■ INSTRUCTIONS FOR THE TASK: Locate the string "Site" in the listing below. Copy every line where it is found.

■ PROVIDED MATERIAL:
* start *
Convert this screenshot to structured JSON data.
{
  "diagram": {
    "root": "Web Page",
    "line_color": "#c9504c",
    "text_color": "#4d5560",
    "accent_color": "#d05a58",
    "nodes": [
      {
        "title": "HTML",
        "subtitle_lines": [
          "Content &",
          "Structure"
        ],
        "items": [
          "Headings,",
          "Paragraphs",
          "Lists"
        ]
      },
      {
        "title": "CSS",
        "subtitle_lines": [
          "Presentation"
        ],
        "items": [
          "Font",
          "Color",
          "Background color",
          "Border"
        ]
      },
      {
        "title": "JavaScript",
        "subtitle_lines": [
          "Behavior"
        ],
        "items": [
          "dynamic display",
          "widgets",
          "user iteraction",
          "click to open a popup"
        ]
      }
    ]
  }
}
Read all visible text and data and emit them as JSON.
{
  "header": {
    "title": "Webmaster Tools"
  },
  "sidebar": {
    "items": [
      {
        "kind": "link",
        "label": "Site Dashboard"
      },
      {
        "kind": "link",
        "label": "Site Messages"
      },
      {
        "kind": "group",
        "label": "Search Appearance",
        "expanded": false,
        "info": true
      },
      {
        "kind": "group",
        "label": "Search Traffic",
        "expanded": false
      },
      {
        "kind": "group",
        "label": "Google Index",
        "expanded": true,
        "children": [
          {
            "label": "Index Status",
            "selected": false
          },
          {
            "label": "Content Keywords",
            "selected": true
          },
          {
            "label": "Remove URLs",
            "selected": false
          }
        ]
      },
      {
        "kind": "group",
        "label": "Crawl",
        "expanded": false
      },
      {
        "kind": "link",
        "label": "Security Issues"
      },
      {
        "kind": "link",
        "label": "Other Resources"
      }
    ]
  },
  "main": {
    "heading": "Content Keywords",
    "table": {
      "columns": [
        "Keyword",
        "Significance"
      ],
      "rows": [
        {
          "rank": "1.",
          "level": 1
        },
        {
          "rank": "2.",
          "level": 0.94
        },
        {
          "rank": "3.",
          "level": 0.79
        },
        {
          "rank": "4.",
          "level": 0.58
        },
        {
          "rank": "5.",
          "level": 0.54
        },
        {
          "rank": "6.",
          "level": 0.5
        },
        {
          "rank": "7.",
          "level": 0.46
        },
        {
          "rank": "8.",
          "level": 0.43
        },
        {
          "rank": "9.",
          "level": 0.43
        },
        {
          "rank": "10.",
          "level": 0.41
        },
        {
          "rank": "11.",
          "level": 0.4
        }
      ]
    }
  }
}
* end *
* start *
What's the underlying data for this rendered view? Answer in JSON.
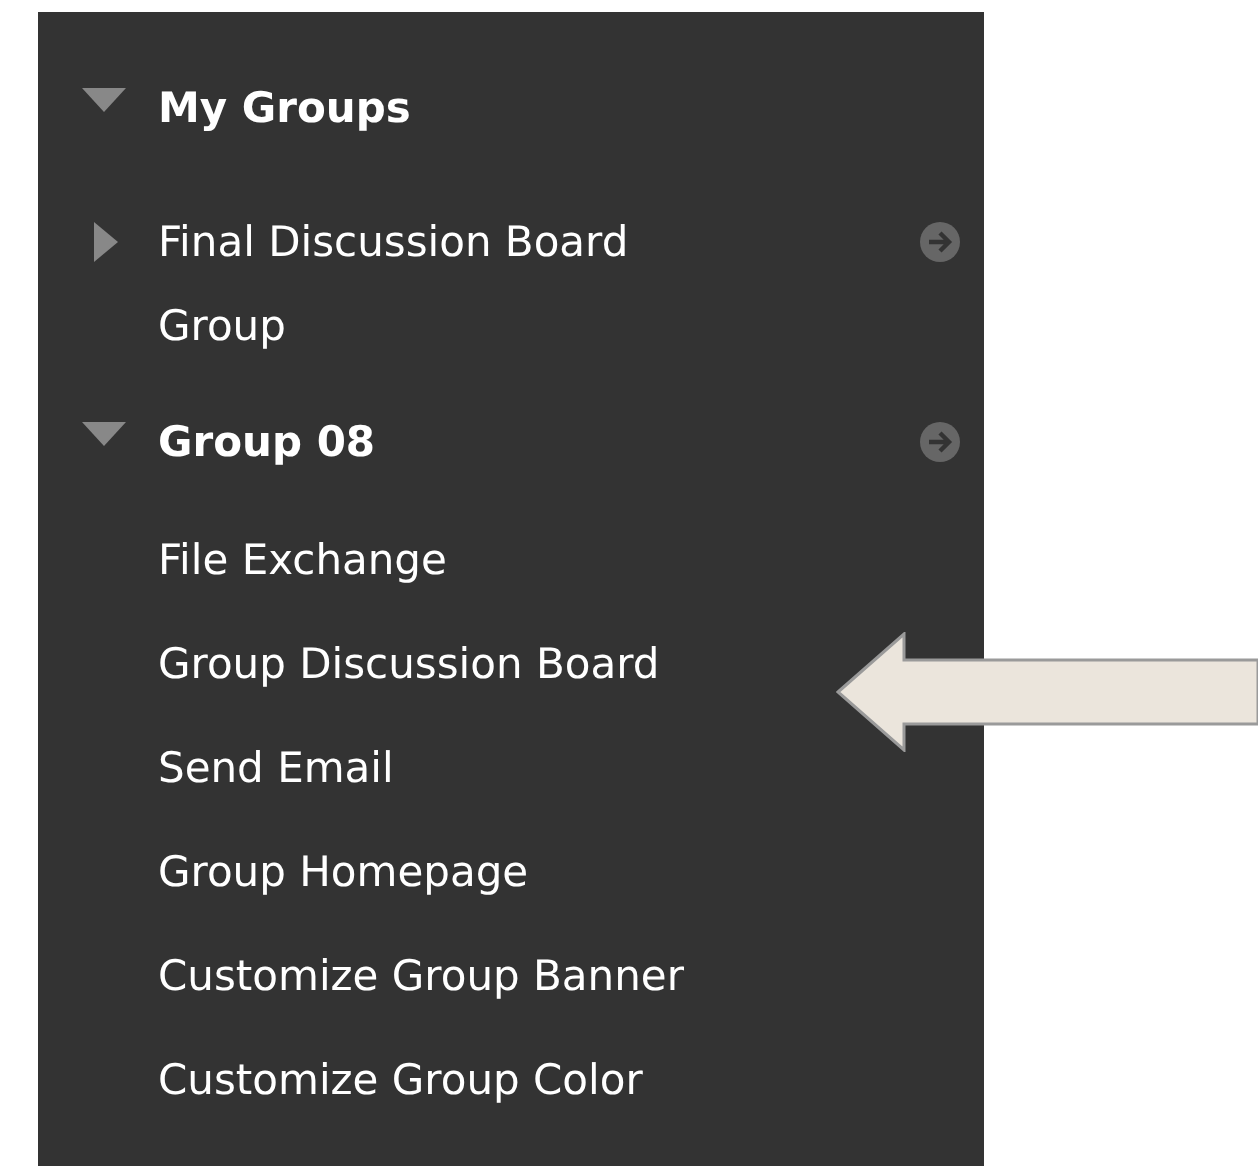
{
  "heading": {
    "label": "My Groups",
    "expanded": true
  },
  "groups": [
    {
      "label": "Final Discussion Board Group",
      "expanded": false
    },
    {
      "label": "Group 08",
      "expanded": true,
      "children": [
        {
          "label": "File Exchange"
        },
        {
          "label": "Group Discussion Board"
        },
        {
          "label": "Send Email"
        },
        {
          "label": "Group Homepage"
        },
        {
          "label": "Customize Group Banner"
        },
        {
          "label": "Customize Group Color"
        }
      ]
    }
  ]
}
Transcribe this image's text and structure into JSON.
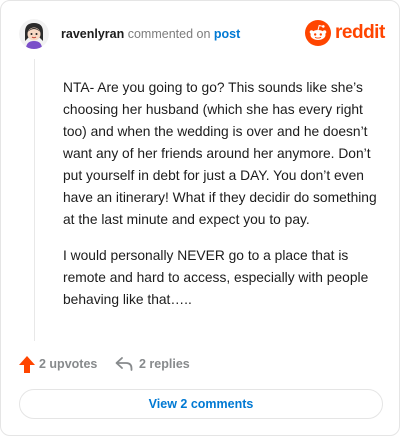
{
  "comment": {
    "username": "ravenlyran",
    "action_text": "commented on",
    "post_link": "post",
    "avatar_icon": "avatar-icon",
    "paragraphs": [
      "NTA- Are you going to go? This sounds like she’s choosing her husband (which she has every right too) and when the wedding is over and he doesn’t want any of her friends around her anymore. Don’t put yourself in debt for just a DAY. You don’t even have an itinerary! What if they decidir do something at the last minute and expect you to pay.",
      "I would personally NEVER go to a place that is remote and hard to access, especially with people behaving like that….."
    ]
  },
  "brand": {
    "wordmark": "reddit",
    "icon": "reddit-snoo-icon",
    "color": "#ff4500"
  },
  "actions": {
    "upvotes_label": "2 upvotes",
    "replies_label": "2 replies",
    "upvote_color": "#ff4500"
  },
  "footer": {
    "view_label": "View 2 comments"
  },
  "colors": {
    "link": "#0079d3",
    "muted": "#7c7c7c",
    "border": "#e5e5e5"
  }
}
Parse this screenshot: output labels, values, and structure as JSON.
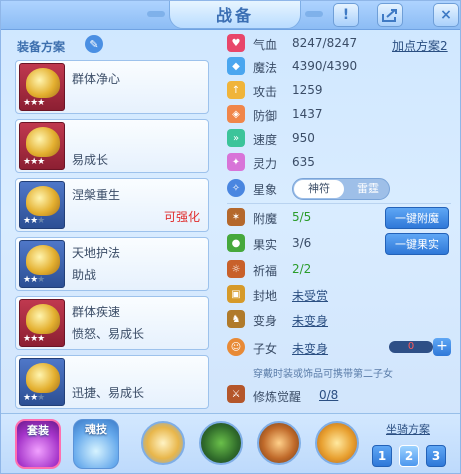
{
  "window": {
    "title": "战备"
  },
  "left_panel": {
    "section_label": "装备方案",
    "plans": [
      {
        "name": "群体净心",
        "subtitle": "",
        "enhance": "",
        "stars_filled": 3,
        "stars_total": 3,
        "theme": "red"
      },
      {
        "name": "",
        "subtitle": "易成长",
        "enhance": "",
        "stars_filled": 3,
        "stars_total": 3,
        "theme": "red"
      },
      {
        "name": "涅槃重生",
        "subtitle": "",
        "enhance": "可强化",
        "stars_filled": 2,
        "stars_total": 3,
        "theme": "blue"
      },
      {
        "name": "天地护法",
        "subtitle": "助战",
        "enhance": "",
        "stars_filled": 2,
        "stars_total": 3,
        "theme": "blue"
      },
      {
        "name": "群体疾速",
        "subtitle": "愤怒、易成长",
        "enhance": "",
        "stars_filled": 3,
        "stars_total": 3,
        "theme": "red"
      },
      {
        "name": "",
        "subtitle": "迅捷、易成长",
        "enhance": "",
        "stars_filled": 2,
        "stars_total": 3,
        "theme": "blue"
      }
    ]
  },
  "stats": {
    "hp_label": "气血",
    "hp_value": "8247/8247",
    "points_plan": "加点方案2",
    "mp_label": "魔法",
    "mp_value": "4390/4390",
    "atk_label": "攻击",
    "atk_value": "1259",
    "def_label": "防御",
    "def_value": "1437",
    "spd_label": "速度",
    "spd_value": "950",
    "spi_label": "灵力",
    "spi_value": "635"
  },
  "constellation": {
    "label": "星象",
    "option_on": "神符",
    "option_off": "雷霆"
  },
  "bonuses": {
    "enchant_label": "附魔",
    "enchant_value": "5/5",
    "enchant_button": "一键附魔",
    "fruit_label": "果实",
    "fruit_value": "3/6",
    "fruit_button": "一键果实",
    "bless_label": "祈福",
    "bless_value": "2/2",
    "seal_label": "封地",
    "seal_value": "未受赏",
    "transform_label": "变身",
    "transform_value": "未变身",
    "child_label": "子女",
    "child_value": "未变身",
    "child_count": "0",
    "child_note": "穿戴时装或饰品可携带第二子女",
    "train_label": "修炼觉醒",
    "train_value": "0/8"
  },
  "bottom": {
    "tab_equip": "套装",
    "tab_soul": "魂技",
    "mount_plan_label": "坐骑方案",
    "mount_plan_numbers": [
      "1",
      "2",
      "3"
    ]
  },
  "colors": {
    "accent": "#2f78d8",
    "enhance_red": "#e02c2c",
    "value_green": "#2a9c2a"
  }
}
* end *
■ WRITTEN RESPONSE:
        "label": "Site Dashboard"
        "label": "Site Messages"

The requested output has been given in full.